#### Source passage:

-------------------------

CISA adds JCE Joomla CVE-2026-48907 to KEV — pre-auth RCE, CVSS 10
CISA added CVE-2026-48907 to KEV on June 16 — an unauth profile-import chain in the JCE Joomla extension that lets attackers upload and execute PHP. Patch in JCE 2.9.99.5.
CISA added CVE-2026-48907 to the Known Exploited Vulnerabilities catalog on June 16, 2026. The flaw is an unauthenticated remote code execution chain in JCE — Joomla Content Editor, by far the most-installed editor extension for Joomla. CVSS v4 is 10.0 (Critical). The fix shipped in JCE 2.9.99.5 in early June, with additional hardening in 2.9.99.6. Federal agencies have the standard KEV remediation timer; everyone else operating Joomla sites should treat it as same-day work.
What the bug does
The vulnerability is a chained design failure in the JCE profile-import workflow, per the YesWeHack disclosure write-up: missing authorization on profile creation, insufficient validation on the imported archive, and disabled upload safety controls combine into a pre-auth path that drops attacker-controlled PHP into /tmp and executes it as the web server. CISA's catalog entry summarises it as "improper access control" allowing "upload and execution of PHP code via the creation of new editor profiles for unauthenticated users."
CWE-284 (improper access control) is the headline mapping, but the operational impact is full RCE on the Joomla host — meaning content rewrite, web-shell persistence, credential theft from the Joomla config, and lateral movement to whatever the PHP process can reach.
Affected versions
- JCE Pro and JCE Core for Joomla, all versions prior to 2.9.99.5.
- Patched and hardened in 2.9.99.5 (early June 2026) and again in 2.9.99.6.
JCE ships on a very large share of Joomla sites — the extension developer's free patch is targeted at operators who cannot move directly to the 2.9.99.6 train.
Exploitation status
- Confirmed in the wild. CISA's June 16 KEV add is based on its standard exploitation evidence threshold; the JCE developer separately confirms active exploitation and has shipped an out-of-band patch for sites that cannot upgrade to 2.9.99.6 immediately.
- Public exploit code available. A proof-of-concept is on GitHub and a Nuclei template is in flight for the projectdiscovery template repo.
- The exploit path is unauthenticated and requires no user interaction, so any internet-reachable Joomla site running a vulnerable JCE version is in scope for mass-scanning.
Action checklist
- Inventory every Joomla site you operate — production, staging, archived, marketing sub-brands, sites managed by agencies. JCE is bundled by default in several Joomla templates and is often installed without the operator remembering.
- Upgrade JCE to 2.9.99.6 on every affected installation. Use the standard Joomla Extensions Manager update, or pull the package from joomlacontenteditor.net directly if your Joomla update channel is stale.

-------------------------

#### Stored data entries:
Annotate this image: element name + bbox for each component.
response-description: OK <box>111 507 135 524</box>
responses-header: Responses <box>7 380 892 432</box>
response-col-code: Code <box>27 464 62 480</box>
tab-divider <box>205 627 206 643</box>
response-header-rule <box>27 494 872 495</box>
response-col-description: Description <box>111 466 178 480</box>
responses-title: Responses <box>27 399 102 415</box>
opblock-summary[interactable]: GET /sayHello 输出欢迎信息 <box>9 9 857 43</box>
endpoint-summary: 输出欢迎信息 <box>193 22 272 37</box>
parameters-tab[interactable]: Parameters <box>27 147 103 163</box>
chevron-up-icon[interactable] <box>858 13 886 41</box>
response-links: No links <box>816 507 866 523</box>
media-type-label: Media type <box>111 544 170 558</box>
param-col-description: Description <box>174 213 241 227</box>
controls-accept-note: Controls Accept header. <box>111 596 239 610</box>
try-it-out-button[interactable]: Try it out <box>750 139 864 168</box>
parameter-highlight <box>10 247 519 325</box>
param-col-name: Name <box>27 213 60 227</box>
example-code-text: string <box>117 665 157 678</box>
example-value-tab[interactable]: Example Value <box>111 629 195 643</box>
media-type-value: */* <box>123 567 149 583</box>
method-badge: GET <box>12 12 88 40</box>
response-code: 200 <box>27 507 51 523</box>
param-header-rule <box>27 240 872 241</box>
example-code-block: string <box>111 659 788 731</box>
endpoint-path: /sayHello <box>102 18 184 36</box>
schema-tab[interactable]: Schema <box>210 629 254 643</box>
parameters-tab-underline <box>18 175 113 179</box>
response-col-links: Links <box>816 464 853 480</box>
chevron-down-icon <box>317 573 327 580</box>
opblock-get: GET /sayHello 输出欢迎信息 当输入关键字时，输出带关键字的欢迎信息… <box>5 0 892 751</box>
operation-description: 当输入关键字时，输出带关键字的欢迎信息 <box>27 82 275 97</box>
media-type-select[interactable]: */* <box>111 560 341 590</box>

-------------------------

#### Tasks for this exercise:
a. Transcribe the JCE vulnerability report from "Exploitation status" up to and including "projectdiscovery template repo.".
b. List every operational impact on the Joomla host that the JCE vulnerability report names as following from full RCE.

#### Solution set:
a.
Exploitation status
- Confirmed in the wild. CISA's June 16 KEV add is based on its standard exploitation evidence threshold; the JCE developer separately confirms active exploitation and has shipped an out-of-band patch for sites that cannot upgrade to 2.9.99.6 immediately.
- Public exploit code available. A proof-of-concept is on GitHub and a Nuclei template is in flight for the projectdiscovery template repo.

b.
- Content rewrite
- Web-shell persistence
- Credential theft from the Joomla config
- Lateral movement to whatever the PHP process can reach